DATA SECTION –

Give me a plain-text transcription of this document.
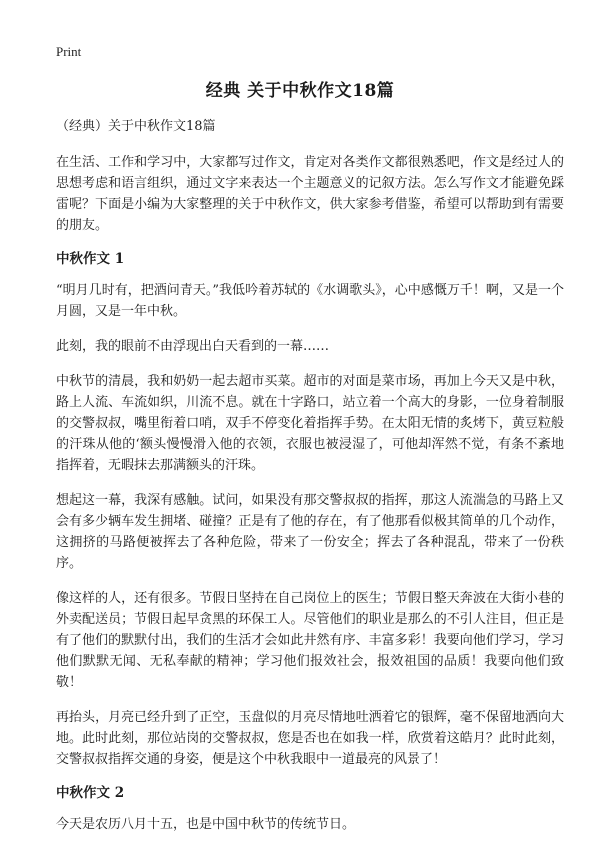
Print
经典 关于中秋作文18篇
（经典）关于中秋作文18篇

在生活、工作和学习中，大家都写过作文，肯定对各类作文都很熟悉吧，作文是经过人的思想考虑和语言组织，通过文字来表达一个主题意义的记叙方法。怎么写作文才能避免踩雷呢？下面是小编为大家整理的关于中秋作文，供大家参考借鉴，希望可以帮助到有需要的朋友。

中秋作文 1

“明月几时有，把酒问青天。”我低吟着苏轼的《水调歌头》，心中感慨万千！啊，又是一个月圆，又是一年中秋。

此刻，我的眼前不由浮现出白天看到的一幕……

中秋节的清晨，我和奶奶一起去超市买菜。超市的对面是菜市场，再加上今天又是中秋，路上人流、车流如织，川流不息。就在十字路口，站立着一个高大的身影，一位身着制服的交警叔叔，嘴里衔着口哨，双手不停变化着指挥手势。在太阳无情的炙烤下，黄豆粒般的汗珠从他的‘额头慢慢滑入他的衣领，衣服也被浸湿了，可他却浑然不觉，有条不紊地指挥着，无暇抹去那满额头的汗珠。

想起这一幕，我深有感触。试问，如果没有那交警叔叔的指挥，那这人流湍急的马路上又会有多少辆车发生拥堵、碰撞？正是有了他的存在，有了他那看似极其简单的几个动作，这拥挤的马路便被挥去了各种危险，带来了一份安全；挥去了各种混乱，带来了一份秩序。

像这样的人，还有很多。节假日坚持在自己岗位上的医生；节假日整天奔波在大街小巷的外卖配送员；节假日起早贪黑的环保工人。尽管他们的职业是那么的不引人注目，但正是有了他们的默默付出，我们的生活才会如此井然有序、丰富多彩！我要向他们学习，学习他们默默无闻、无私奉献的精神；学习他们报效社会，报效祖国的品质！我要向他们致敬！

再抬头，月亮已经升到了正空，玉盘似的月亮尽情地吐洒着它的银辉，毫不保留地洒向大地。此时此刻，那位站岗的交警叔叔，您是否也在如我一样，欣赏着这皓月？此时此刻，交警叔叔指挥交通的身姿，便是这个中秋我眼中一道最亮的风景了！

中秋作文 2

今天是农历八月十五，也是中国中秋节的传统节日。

TASK GOAL –
Every record above must be given again exactly; drop the pictures.

SOLUTION BELOW –
Give me a plain-text transcription of this document.
Print
经典 关于中秋作文18篇
（经典）关于中秋作文18篇

在生活、工作和学习中，大家都写过作文，肯定对各类作文都很熟悉吧，作文是经过人的思想考虑和语言组织，通过文字来表达一个主题意义的记叙方法。怎么写作文才能避免踩雷呢？下面是小编为大家整理的关于中秋作文，供大家参考借鉴，希望可以帮助到有需要的朋友。

中秋作文 1

“明月几时有，把酒问青天。”我低吟着苏轼的《水调歌头》，心中感慨万千！啊，又是一个月圆，又是一年中秋。

此刻，我的眼前不由浮现出白天看到的一幕……

中秋节的清晨，我和奶奶一起去超市买菜。超市的对面是菜市场，再加上今天又是中秋，路上人流、车流如织，川流不息。就在十字路口，站立着一个高大的身影，一位身着制服的交警叔叔，嘴里衔着口哨，双手不停变化着指挥手势。在太阳无情的炙烤下，黄豆粒般的汗珠从他的‘额头慢慢滑入他的衣领，衣服也被浸湿了，可他却浑然不觉，有条不紊地指挥着，无暇抹去那满额头的汗珠。

想起这一幕，我深有感触。试问，如果没有那交警叔叔的指挥，那这人流湍急的马路上又会有多少辆车发生拥堵、碰撞？正是有了他的存在，有了他那看似极其简单的几个动作，这拥挤的马路便被挥去了各种危险，带来了一份安全；挥去了各种混乱，带来了一份秩序。

像这样的人，还有很多。节假日坚持在自己岗位上的医生；节假日整天奔波在大街小巷的外卖配送员；节假日起早贪黑的环保工人。尽管他们的职业是那么的不引人注目，但正是有了他们的默默付出，我们的生活才会如此井然有序、丰富多彩！我要向他们学习，学习他们默默无闻、无私奉献的精神；学习他们报效社会，报效祖国的品质！我要向他们致敬！

再抬头，月亮已经升到了正空，玉盘似的月亮尽情地吐洒着它的银辉，毫不保留地洒向大地。此时此刻，那位站岗的交警叔叔，您是否也在如我一样，欣赏着这皓月？此时此刻，交警叔叔指挥交通的身姿，便是这个中秋我眼中一道最亮的风景了！

中秋作文 2

今天是农历八月十五，也是中国中秋节的传统节日。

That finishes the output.